What you need to do: From the listing below, pick out each line with the word "worn".
>> begin Records shown
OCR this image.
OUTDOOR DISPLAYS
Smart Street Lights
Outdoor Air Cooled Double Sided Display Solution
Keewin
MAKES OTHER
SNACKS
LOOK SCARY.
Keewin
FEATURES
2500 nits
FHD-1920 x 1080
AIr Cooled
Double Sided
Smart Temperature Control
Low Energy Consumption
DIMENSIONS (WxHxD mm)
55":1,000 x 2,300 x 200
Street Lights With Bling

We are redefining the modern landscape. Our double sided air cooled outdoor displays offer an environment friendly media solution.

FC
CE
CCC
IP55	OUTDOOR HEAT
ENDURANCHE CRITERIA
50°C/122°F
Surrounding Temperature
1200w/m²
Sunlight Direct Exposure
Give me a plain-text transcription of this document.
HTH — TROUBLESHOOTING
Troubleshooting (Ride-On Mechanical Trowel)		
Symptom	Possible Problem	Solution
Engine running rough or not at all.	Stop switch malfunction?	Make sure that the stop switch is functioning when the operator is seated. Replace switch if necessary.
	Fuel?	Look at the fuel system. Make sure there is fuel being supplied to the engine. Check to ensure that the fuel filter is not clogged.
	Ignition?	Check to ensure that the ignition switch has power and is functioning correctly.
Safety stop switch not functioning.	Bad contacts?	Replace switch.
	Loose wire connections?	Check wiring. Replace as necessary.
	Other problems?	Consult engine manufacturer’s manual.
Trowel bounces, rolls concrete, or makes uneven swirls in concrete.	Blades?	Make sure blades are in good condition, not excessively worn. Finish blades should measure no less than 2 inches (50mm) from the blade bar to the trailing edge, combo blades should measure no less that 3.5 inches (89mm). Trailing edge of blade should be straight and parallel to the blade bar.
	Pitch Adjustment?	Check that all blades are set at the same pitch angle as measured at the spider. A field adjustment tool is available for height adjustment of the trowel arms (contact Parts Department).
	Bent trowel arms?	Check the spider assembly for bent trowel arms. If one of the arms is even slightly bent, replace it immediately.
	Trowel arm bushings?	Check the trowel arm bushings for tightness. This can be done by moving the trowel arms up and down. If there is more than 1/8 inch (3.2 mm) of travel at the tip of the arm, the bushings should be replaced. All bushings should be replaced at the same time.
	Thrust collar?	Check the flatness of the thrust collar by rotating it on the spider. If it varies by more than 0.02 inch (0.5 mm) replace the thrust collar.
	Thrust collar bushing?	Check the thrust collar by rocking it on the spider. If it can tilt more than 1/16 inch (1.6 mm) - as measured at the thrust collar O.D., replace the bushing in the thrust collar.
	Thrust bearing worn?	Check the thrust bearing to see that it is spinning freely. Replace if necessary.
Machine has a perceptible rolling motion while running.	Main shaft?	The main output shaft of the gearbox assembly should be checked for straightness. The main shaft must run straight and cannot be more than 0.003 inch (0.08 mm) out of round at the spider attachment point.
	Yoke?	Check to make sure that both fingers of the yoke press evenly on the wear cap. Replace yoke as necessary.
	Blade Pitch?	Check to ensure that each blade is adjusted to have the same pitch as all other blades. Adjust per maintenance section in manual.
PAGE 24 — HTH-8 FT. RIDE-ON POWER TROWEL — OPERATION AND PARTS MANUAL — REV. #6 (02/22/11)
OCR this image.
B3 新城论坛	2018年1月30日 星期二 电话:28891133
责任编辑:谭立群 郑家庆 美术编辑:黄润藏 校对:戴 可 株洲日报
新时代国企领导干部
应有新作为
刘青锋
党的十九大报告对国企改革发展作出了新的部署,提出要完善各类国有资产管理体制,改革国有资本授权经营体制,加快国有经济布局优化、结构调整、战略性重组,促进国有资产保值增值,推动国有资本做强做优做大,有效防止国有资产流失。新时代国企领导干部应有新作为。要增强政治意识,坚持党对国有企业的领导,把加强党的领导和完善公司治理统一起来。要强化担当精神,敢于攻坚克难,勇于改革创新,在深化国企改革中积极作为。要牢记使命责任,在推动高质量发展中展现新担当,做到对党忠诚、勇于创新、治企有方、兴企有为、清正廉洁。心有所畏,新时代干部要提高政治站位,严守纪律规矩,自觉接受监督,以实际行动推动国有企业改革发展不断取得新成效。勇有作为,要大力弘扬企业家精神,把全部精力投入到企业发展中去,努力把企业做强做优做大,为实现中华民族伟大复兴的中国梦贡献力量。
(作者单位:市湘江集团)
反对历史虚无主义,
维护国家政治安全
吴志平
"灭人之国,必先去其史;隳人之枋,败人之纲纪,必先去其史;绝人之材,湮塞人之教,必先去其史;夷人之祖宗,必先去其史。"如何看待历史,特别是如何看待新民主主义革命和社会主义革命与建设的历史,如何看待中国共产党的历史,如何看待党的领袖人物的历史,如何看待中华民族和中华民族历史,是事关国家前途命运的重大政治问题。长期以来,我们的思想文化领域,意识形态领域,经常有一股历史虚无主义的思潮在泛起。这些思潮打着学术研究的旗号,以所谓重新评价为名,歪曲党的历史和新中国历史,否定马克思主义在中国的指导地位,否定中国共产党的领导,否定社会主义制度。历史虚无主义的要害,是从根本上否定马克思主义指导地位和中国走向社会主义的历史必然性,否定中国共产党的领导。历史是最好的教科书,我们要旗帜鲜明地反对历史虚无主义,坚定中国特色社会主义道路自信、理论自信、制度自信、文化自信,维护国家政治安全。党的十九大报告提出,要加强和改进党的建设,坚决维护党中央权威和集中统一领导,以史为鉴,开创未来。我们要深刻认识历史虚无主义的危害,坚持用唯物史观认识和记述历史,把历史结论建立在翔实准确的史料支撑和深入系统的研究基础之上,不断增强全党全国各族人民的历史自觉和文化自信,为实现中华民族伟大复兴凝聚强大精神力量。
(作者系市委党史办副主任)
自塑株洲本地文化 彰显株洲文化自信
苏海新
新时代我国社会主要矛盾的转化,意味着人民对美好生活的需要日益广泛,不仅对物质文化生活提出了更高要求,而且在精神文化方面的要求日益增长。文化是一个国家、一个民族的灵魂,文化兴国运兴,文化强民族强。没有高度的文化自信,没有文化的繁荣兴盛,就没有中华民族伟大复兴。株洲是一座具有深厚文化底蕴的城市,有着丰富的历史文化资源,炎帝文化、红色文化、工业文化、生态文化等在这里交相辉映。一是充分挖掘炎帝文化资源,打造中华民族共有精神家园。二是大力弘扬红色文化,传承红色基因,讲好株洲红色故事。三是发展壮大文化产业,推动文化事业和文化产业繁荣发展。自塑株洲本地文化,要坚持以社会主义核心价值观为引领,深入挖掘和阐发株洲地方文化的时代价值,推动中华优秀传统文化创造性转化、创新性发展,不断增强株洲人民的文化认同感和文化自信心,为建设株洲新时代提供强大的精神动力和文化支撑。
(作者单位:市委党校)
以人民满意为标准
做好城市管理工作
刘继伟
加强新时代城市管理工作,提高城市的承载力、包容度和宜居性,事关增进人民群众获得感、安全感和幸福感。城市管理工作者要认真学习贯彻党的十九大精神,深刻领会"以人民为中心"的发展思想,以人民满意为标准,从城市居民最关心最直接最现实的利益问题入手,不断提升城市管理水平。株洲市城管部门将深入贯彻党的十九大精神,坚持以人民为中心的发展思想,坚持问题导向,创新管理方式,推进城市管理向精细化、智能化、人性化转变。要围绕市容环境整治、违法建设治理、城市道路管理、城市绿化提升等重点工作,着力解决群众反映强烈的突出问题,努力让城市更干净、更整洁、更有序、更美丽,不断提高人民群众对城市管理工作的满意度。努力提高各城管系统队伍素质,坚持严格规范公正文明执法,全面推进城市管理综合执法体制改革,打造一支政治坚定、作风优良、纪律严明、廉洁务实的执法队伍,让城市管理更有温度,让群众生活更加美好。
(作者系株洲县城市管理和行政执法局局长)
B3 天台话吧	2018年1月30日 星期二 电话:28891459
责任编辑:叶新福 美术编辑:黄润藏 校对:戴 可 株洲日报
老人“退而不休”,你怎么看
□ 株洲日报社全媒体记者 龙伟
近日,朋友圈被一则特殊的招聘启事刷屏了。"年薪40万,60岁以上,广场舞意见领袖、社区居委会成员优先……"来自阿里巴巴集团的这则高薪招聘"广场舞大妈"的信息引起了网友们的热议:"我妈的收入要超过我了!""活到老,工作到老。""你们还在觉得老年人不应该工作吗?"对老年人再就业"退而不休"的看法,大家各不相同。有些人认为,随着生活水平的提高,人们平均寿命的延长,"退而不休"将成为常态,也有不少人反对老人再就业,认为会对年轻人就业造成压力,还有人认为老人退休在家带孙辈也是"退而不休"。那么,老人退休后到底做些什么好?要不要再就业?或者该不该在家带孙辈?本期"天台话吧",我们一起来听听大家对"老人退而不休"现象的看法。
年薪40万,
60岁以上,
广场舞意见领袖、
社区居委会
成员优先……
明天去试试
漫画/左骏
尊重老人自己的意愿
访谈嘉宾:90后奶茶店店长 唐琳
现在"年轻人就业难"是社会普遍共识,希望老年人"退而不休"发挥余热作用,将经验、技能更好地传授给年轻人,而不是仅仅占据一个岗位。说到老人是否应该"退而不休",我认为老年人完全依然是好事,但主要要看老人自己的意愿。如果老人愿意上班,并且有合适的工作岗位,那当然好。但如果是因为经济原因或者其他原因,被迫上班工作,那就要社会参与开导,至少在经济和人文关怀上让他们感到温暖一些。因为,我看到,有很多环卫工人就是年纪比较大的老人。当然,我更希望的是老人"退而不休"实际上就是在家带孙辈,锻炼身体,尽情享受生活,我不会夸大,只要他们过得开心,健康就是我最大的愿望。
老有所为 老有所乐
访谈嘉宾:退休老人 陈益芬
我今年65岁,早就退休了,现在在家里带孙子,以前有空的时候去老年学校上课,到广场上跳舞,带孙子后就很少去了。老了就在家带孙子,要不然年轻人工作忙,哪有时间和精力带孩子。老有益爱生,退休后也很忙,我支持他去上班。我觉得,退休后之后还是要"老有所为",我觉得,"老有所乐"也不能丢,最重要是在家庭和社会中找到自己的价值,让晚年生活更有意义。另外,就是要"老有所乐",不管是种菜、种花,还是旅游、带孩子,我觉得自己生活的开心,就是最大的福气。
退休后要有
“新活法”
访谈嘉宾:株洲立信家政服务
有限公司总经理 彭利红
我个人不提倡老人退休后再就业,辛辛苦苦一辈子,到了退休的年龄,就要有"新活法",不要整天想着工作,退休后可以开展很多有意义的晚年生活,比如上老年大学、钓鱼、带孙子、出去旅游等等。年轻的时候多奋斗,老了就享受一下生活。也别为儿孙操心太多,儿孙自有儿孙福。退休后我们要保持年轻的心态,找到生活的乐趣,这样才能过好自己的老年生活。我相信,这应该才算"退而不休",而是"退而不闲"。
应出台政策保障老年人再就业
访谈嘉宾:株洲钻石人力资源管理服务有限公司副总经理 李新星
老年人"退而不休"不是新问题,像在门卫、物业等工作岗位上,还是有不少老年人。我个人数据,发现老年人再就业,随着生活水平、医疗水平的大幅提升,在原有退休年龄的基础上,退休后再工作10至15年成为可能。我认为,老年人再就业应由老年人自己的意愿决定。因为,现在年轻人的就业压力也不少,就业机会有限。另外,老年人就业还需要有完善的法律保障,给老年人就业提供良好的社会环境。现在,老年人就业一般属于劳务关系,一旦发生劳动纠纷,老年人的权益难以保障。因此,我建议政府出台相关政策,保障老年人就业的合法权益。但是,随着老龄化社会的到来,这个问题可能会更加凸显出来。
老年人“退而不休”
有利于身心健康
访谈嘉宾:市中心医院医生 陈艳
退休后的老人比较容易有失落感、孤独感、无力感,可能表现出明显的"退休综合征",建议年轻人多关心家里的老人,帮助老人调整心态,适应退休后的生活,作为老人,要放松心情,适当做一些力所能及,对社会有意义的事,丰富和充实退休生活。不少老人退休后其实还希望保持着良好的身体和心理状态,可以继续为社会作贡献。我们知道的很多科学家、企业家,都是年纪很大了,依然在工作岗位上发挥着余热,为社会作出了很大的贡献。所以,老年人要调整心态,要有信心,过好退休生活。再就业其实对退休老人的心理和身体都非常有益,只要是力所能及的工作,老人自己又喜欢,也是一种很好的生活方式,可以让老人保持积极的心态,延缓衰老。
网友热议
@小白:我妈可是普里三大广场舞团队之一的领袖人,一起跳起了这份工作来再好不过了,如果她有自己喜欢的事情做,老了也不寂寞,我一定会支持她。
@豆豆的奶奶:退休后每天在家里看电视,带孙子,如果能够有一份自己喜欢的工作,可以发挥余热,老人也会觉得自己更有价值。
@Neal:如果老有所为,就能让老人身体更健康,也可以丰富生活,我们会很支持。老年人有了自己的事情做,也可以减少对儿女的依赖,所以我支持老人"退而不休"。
>> end Records shown
Expected output:
Trowel bounces, rolls concrete, or makes uneven swirls in concrete.	Blades?	Make sure blades are in good condition, not excessively worn. Finish blades should measure no less than 2 inches (50mm) from the blade bar to the trailing edge, combo blades should measure no less that 3.5 inches (89mm). Trailing edge of blade should be straight and parallel to the blade bar.
	Thrust bearing worn?	Check the thrust bearing to see that it is spinning freely. Replace if necessary.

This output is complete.